— WHAT IS REQUIRED —
Please transcribe the data below exactly. Leave the pictures out.

— EXCERPTED RECORDS —
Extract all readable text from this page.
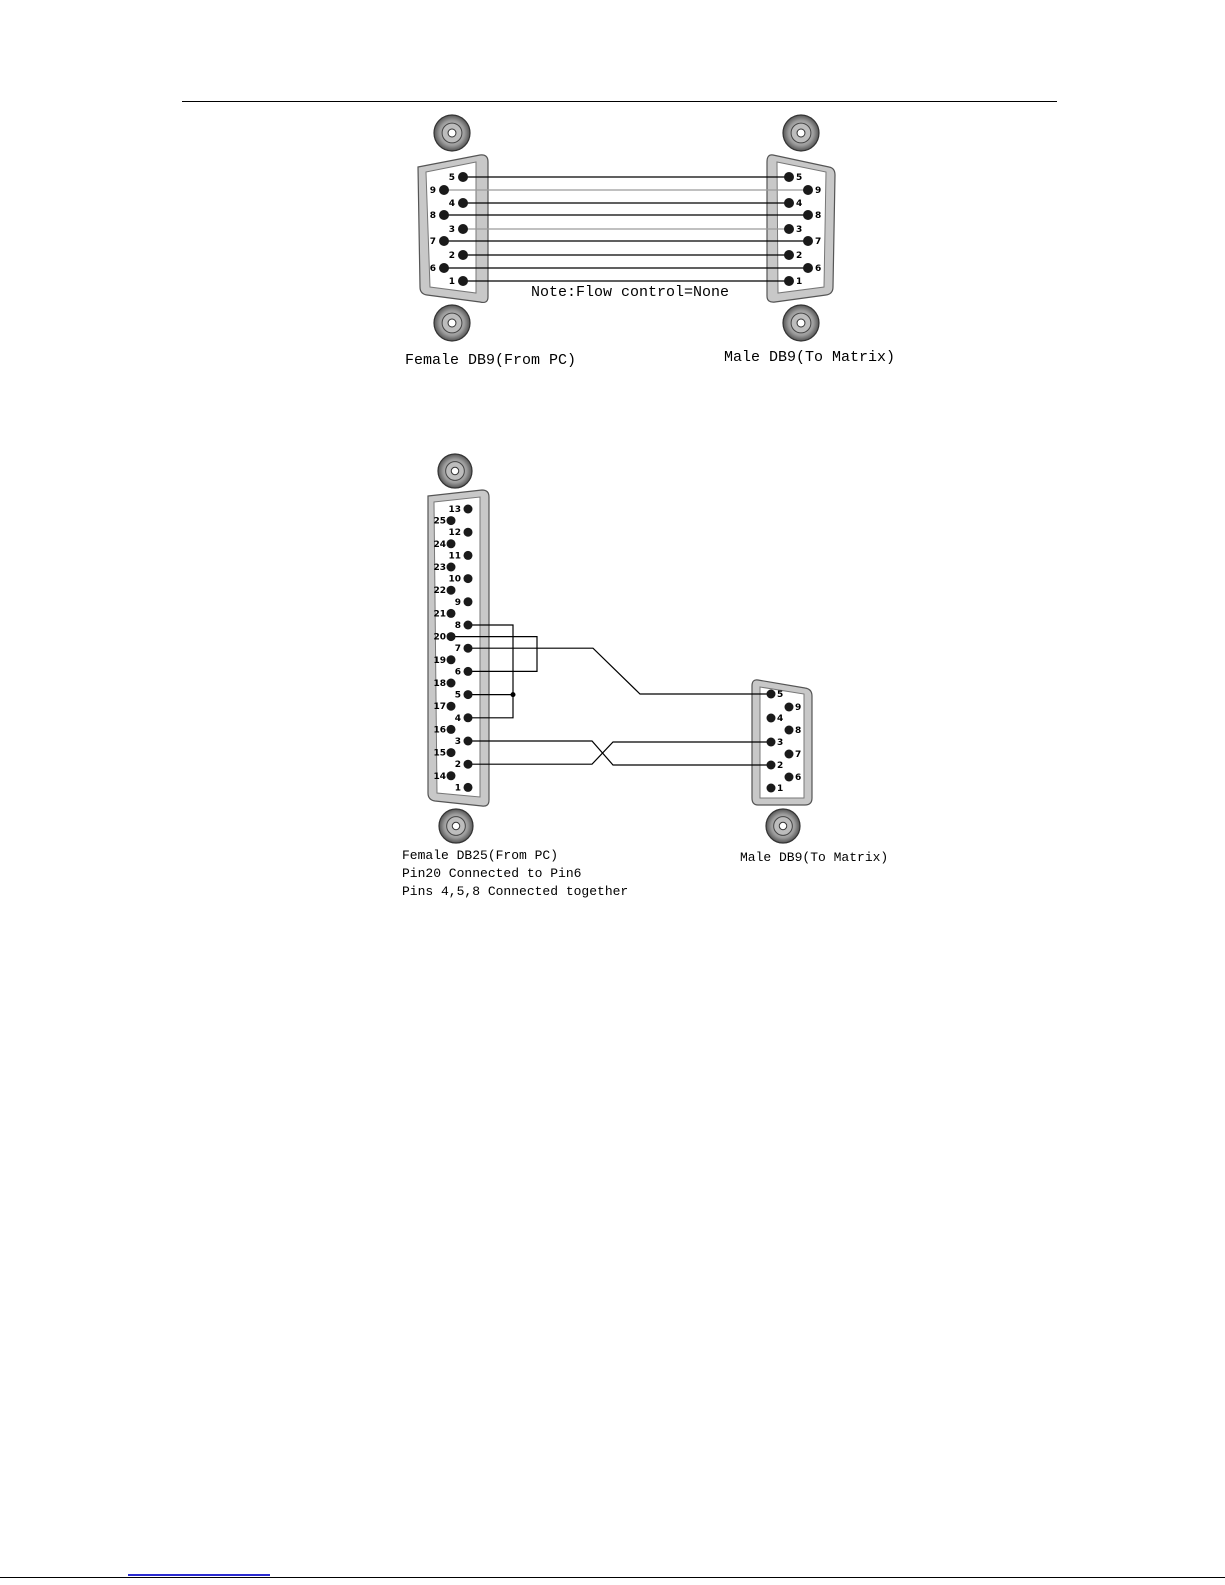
5
9
4
8
3
7
2
6
1
5
9
4
8
3
7
2
6
1
13
25
12
24
11
23
10
22
9
21
8
20
7
19
6
18
5
17
4
16
3
15
2
14
1
5
9
4
8
3
7
2
6
1
Note:Flow control=None
Female DB9(From PC)	Male DB9(To Matrix)
Female DB25(From PC)
Pin20 Connected to Pin6
Pins 4,5,8 Connected together
Male DB9(To Matrix)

— CORRECT RESULT —
Extract all readable text from this page.
5
9
4
8
3
7
2
6
1
5
9
4
8
3
7
2
6
1
13
25
12
24
11
23
10
22
9
21
8
20
7
19
6
18
5
17
4
16
3
15
2
14
1
5
9
4
8
3
7
2
6
1
Note:Flow control=None
Female DB9(From PC)	Male DB9(To Matrix)
Female DB25(From PC)
Pin20 Connected to Pin6
Pins 4,5,8 Connected together
Male DB9(To Matrix)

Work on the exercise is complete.